Given problem
From the line that includes "Read this page and output its text content." to the last line of the records, inclusive, repeat each line exactly.

Entries from a dataset:

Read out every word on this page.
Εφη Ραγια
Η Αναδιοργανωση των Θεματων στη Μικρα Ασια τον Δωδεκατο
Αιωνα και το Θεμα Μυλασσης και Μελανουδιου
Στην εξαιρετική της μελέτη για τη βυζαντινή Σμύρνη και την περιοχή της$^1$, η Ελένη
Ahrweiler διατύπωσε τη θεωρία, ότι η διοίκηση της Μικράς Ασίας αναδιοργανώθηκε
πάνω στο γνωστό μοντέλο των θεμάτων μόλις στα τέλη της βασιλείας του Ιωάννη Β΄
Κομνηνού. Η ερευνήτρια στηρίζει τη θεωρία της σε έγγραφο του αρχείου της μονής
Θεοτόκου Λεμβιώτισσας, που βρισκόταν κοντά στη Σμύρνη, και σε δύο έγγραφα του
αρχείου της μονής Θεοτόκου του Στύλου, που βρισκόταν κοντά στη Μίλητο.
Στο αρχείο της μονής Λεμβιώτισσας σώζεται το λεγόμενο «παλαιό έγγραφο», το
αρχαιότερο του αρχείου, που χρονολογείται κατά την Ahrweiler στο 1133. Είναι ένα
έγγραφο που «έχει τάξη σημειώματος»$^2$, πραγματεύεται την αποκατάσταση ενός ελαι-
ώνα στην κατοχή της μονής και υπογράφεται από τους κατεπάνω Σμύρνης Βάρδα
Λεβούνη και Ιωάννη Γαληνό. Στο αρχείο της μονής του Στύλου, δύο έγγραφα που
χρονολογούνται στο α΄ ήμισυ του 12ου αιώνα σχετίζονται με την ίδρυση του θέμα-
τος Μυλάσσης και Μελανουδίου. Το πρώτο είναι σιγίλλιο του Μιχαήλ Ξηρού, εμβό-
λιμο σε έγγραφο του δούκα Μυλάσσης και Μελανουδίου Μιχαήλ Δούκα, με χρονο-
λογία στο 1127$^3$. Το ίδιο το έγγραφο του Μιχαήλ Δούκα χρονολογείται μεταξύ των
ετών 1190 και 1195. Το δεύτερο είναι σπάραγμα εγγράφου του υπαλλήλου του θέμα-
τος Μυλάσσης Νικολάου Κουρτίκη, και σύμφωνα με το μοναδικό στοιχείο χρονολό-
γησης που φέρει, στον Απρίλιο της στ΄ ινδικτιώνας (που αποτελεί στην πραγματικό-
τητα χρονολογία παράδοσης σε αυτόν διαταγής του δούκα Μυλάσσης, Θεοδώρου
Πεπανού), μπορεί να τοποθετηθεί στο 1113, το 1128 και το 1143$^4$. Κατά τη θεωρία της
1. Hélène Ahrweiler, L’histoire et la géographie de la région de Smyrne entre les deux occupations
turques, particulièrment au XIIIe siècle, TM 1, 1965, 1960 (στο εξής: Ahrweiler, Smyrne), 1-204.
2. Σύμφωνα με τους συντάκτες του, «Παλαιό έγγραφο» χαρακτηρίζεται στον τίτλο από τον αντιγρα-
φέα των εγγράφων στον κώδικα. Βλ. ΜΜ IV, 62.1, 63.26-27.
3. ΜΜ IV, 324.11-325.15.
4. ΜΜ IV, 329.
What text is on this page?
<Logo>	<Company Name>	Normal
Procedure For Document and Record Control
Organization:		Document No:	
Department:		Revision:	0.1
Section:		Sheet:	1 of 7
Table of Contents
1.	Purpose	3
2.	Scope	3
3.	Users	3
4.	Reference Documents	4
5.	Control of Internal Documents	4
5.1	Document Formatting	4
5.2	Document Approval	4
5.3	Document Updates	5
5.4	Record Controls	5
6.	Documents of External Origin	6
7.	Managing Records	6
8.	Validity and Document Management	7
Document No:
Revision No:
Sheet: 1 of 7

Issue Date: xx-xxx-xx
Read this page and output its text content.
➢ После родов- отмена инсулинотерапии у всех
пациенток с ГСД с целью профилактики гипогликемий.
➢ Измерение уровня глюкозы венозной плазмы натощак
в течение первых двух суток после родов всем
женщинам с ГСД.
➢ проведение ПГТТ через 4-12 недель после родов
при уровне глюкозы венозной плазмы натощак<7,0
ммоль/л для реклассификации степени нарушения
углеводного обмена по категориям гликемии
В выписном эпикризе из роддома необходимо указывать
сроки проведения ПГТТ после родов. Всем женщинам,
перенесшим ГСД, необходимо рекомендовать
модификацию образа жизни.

Result for this task
Read this page and output its text content.
➢ После родов- отмена инсулинотерапии у всех
пациенток с ГСД с целью профилактики гипогликемий.
➢ Измерение уровня глюкозы венозной плазмы натощак
в течение первых двух суток после родов всем
женщинам с ГСД.
➢ проведение ПГТТ через 4-12 недель после родов
при уровне глюкозы венозной плазмы натощак<7,0
ммоль/л для реклассификации степени нарушения
углеводного обмена по категориям гликемии
В выписном эпикризе из роддома необходимо указывать
сроки проведения ПГТТ после родов. Всем женщинам,
перенесшим ГСД, необходимо рекомендовать
модификацию образа жизни.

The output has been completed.